__GIVEN TASK__:
Pick every line with "JPMorgan" from the material below.

__DATA LINES__:

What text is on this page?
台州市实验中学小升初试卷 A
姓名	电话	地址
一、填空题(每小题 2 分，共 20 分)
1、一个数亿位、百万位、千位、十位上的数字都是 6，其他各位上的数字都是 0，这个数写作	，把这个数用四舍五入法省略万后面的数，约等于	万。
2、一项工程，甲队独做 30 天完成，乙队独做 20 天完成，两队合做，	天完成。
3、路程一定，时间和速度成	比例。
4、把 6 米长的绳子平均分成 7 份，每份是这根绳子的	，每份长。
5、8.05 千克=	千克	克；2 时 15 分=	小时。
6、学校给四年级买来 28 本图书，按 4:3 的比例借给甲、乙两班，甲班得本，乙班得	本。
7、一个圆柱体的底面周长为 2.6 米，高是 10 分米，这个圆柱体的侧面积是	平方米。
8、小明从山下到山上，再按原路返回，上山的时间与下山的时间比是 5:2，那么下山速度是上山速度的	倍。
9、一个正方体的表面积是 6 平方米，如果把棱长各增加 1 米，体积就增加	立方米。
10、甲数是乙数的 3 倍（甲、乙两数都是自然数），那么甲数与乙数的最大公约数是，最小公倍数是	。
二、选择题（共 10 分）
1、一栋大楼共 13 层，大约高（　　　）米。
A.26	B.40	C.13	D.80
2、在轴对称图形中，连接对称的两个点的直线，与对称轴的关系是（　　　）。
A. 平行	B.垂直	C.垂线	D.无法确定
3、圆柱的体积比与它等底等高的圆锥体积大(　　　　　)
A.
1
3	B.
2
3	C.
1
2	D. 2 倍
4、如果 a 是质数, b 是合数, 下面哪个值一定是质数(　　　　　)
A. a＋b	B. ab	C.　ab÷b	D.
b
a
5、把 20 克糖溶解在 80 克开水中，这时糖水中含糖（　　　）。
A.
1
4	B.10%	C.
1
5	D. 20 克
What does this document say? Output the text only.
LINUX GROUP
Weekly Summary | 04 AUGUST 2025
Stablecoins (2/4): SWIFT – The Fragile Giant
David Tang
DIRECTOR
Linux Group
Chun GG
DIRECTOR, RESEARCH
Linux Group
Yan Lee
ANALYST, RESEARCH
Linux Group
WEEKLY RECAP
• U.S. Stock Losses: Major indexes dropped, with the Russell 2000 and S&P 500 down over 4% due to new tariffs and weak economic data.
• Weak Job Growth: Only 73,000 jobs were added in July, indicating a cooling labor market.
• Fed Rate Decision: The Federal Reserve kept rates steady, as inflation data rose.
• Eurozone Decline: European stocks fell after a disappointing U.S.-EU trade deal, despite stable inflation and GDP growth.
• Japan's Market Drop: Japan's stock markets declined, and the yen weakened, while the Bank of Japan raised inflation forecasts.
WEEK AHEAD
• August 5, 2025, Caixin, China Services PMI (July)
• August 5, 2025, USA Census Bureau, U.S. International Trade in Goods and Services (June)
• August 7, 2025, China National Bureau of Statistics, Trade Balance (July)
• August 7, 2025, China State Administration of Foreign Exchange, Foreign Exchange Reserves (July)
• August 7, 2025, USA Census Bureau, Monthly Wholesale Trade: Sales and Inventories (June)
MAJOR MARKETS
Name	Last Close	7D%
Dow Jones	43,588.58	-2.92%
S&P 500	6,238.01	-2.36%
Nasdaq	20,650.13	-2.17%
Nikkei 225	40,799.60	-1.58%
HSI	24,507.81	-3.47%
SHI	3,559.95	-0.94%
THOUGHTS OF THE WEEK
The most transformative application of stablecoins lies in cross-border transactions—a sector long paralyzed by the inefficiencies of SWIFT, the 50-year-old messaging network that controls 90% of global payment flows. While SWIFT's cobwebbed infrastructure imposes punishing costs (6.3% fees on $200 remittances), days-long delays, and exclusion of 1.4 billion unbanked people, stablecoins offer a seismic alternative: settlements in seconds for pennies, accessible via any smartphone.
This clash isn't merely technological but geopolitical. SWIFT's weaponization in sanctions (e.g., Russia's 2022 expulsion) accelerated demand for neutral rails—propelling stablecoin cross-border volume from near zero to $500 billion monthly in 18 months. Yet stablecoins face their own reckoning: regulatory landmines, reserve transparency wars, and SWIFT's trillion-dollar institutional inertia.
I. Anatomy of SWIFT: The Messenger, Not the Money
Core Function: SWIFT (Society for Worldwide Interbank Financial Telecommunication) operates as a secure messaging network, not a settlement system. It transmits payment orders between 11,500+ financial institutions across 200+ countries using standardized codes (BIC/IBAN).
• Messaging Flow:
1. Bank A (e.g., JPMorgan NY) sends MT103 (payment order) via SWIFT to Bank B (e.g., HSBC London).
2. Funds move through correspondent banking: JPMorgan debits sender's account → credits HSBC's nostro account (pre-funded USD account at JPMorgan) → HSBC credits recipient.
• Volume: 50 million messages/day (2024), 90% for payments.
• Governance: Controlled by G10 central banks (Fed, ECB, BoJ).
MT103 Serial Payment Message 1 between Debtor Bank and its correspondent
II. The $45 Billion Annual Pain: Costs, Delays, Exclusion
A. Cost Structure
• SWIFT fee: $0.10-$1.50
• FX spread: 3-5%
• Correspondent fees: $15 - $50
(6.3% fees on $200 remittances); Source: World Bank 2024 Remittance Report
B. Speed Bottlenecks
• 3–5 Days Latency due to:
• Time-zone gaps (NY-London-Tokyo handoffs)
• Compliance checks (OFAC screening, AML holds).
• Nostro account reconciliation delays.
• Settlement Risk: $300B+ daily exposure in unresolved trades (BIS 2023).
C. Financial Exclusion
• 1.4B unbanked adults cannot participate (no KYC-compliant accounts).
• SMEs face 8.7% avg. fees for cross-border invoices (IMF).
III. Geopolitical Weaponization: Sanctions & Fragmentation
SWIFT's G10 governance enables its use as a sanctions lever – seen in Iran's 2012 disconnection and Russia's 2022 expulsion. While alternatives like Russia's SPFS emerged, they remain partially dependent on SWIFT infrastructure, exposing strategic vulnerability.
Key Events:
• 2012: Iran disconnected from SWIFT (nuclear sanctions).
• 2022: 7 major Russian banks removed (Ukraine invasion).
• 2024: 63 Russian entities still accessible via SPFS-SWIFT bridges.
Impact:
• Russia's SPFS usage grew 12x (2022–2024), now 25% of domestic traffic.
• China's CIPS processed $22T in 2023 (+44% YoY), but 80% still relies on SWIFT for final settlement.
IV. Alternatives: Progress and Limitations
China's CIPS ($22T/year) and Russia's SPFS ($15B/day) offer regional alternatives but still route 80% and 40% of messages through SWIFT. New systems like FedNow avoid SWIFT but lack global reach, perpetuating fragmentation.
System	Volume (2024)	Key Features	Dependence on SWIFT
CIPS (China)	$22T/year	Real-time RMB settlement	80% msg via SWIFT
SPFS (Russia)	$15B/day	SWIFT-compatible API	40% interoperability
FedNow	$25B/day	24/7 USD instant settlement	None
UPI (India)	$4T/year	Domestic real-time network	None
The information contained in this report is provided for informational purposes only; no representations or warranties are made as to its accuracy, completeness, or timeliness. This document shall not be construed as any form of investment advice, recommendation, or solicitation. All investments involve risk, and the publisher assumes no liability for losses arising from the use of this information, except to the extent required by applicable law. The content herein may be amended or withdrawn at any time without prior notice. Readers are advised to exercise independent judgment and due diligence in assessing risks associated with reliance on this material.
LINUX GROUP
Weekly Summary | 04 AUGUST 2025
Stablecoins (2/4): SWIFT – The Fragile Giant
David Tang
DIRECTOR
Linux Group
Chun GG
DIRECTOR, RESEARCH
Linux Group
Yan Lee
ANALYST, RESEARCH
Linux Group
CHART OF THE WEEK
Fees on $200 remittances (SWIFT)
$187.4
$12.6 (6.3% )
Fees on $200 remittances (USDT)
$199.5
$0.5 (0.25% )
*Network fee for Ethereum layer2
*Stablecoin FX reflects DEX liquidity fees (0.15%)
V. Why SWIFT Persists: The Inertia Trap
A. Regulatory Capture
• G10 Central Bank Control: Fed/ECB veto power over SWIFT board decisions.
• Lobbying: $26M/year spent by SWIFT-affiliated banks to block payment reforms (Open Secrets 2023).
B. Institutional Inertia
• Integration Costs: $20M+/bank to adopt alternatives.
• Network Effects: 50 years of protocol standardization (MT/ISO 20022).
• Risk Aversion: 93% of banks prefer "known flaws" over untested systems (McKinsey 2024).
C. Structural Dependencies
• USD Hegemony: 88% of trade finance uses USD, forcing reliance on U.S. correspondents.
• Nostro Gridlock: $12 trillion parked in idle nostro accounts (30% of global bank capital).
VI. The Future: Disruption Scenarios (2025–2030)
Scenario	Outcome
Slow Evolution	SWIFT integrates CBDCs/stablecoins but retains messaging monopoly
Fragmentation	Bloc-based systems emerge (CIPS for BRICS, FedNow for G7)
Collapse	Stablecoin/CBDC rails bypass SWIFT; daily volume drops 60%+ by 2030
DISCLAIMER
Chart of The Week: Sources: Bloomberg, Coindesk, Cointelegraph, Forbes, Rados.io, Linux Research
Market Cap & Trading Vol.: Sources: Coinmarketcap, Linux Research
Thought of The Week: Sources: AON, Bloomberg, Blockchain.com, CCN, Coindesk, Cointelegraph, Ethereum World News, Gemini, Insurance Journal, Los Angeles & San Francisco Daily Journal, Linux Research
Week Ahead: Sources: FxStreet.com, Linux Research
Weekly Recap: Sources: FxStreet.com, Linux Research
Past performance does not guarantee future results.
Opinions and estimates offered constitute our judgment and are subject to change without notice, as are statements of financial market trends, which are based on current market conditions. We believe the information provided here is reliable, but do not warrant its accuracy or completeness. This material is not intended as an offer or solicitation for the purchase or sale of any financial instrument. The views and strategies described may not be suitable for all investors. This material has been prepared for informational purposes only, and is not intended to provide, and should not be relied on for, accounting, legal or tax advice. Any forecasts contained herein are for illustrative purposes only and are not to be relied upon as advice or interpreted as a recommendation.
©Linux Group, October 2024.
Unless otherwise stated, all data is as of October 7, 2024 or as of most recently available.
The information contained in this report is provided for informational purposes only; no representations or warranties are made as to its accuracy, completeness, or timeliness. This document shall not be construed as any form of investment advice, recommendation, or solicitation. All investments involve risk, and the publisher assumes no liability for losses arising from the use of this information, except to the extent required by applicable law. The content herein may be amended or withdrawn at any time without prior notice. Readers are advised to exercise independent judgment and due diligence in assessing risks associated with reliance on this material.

__RESPONSE TO THE TASK__:
1. Bank A (e.g., JPMorgan NY) sends MT103 (payment order) via SWIFT to Bank B (e.g., HSBC London).
2. Funds move through correspondent banking: JPMorgan debits sender's account → credits HSBC's nostro account (pre-funded USD account at JPMorgan) → HSBC credits recipient.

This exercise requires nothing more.